#### [Brief]
Return all of the data exactly as given.

#### [Records supplied]
# # # #
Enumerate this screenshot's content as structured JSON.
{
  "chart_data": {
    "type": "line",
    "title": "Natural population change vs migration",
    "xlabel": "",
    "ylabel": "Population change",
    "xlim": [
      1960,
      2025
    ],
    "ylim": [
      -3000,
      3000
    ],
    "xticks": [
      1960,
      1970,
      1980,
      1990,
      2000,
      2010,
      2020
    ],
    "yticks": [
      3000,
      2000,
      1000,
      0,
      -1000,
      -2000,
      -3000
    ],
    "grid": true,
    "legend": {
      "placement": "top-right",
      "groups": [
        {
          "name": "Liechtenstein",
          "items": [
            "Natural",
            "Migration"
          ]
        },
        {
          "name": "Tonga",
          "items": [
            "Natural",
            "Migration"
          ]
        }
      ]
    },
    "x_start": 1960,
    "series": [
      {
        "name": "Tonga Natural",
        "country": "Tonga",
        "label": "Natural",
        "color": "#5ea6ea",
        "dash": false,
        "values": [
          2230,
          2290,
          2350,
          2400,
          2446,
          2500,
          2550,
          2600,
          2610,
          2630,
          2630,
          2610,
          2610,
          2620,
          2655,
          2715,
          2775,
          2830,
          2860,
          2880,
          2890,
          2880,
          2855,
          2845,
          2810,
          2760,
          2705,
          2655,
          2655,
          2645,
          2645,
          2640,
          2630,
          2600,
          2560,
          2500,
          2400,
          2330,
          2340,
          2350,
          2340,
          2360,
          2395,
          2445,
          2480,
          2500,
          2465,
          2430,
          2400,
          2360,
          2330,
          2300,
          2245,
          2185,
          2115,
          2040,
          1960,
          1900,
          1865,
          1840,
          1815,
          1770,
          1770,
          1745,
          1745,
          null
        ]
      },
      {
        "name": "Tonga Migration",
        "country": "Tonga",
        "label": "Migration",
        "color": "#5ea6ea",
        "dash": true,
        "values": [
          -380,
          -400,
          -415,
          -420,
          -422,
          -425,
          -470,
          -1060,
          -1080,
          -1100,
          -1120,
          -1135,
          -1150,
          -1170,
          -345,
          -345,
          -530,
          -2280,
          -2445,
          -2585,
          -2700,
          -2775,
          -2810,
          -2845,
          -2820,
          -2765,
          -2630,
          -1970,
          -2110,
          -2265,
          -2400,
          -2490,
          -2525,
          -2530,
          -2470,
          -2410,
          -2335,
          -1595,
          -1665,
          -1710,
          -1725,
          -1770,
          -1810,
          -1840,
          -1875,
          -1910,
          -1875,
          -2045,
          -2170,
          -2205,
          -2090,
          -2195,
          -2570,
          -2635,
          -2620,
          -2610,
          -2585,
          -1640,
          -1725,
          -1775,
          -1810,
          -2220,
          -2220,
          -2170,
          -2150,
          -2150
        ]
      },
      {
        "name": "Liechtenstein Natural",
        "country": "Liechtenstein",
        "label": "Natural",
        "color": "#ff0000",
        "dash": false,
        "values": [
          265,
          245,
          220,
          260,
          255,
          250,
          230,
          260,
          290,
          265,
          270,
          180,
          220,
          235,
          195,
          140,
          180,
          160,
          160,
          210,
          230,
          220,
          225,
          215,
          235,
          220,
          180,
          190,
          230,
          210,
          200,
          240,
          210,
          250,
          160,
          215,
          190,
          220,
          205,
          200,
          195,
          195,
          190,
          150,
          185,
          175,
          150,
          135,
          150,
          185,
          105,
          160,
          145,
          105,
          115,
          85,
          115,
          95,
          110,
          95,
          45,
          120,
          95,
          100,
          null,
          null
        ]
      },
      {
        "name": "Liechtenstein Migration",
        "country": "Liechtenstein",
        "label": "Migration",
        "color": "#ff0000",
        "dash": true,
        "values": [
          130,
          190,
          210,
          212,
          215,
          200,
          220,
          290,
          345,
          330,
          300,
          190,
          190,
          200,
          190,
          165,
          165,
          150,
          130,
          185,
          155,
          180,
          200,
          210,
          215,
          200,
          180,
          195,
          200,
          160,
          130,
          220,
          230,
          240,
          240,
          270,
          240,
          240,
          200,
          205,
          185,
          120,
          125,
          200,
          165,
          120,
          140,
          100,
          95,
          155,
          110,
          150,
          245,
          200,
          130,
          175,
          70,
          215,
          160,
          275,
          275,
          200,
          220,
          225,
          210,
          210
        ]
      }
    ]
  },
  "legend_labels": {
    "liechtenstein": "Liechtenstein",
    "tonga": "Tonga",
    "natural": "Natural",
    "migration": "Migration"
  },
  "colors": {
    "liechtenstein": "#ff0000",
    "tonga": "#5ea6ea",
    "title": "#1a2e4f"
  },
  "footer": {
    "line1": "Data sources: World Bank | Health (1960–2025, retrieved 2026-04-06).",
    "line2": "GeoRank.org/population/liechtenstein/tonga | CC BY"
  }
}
# # # #
#### [Answer to the task]
Enumerate this screenshot's content as structured JSON.
{
  "chart_data": {
    "type": "line",
    "title": "Natural population change vs migration",
    "xlabel": "",
    "ylabel": "Population change",
    "xlim": [
      1960,
      2025
    ],
    "ylim": [
      -3000,
      3000
    ],
    "xticks": [
      1960,
      1970,
      1980,
      1990,
      2000,
      2010,
      2020
    ],
    "yticks": [
      3000,
      2000,
      1000,
      0,
      -1000,
      -2000,
      -3000
    ],
    "grid": true,
    "legend": {
      "placement": "top-right",
      "groups": [
        {
          "name": "Liechtenstein",
          "items": [
            "Natural",
            "Migration"
          ]
        },
        {
          "name": "Tonga",
          "items": [
            "Natural",
            "Migration"
          ]
        }
      ]
    },
    "x_start": 1960,
    "series": [
      {
        "name": "Tonga Natural",
        "country": "Tonga",
        "label": "Natural",
        "color": "#5ea6ea",
        "dash": false,
        "values": [
          2230,
          2290,
          2350,
          2400,
          2446,
          2500,
          2550,
          2600,
          2610,
          2630,
          2630,
          2610,
          2610,
          2620,
          2655,
          2715,
          2775,
          2830,
          2860,
          2880,
          2890,
          2880,
          2855,
          2845,
          2810,
          2760,
          2705,
          2655,
          2655,
          2645,
          2645,
          2640,
          2630,
          2600,
          2560,
          2500,
          2400,
          2330,
          2340,
          2350,
          2340,
          2360,
          2395,
          2445,
          2480,
          2500,
          2465,
          2430,
          2400,
          2360,
          2330,
          2300,
          2245,
          2185,
          2115,
          2040,
          1960,
          1900,
          1865,
          1840,
          1815,
          1770,
          1770,
          1745,
          1745,
          null
        ]
      },
      {
        "name": "Tonga Migration",
        "country": "Tonga",
        "label": "Migration",
        "color": "#5ea6ea",
        "dash": true,
        "values": [
          -380,
          -400,
          -415,
          -420,
          -422,
          -425,
          -470,
          -1060,
          -1080,
          -1100,
          -1120,
          -1135,
          -1150,
          -1170,
          -345,
          -345,
          -530,
          -2280,
          -2445,
          -2585,
          -2700,
          -2775,
          -2810,
          -2845,
          -2820,
          -2765,
          -2630,
          -1970,
          -2110,
          -2265,
          -2400,
          -2490,
          -2525,
          -2530,
          -2470,
          -2410,
          -2335,
          -1595,
          -1665,
          -1710,
          -1725,
          -1770,
          -1810,
          -1840,
          -1875,
          -1910,
          -1875,
          -2045,
          -2170,
          -2205,
          -2090,
          -2195,
          -2570,
          -2635,
          -2620,
          -2610,
          -2585,
          -1640,
          -1725,
          -1775,
          -1810,
          -2220,
          -2220,
          -2170,
          -2150,
          -2150
        ]
      },
      {
        "name": "Liechtenstein Natural",
        "country": "Liechtenstein",
        "label": "Natural",
        "color": "#ff0000",
        "dash": false,
        "values": [
          265,
          245,
          220,
          260,
          255,
          250,
          230,
          260,
          290,
          265,
          270,
          180,
          220,
          235,
          195,
          140,
          180,
          160,
          160,
          210,
          230,
          220,
          225,
          215,
          235,
          220,
          180,
          190,
          230,
          210,
          200,
          240,
          210,
          250,
          160,
          215,
          190,
          220,
          205,
          200,
          195,
          195,
          190,
          150,
          185,
          175,
          150,
          135,
          150,
          185,
          105,
          160,
          145,
          105,
          115,
          85,
          115,
          95,
          110,
          95,
          45,
          120,
          95,
          100,
          null,
          null
        ]
      },
      {
        "name": "Liechtenstein Migration",
        "country": "Liechtenstein",
        "label": "Migration",
        "color": "#ff0000",
        "dash": true,
        "values": [
          130,
          190,
          210,
          212,
          215,
          200,
          220,
          290,
          345,
          330,
          300,
          190,
          190,
          200,
          190,
          165,
          165,
          150,
          130,
          185,
          155,
          180,
          200,
          210,
          215,
          200,
          180,
          195,
          200,
          160,
          130,
          220,
          230,
          240,
          240,
          270,
          240,
          240,
          200,
          205,
          185,
          120,
          125,
          200,
          165,
          120,
          140,
          100,
          95,
          155,
          110,
          150,
          245,
          200,
          130,
          175,
          70,
          215,
          160,
          275,
          275,
          200,
          220,
          225,
          210,
          210
        ]
      }
    ]
  },
  "legend_labels": {
    "liechtenstein": "Liechtenstein",
    "tonga": "Tonga",
    "natural": "Natural",
    "migration": "Migration"
  },
  "colors": {
    "liechtenstein": "#ff0000",
    "tonga": "#5ea6ea",
    "title": "#1a2e4f"
  },
  "footer": {
    "line1": "Data sources: World Bank | Health (1960–2025, retrieved 2026-04-06).",
    "line2": "GeoRank.org/population/liechtenstein/tonga | CC BY"
  }
}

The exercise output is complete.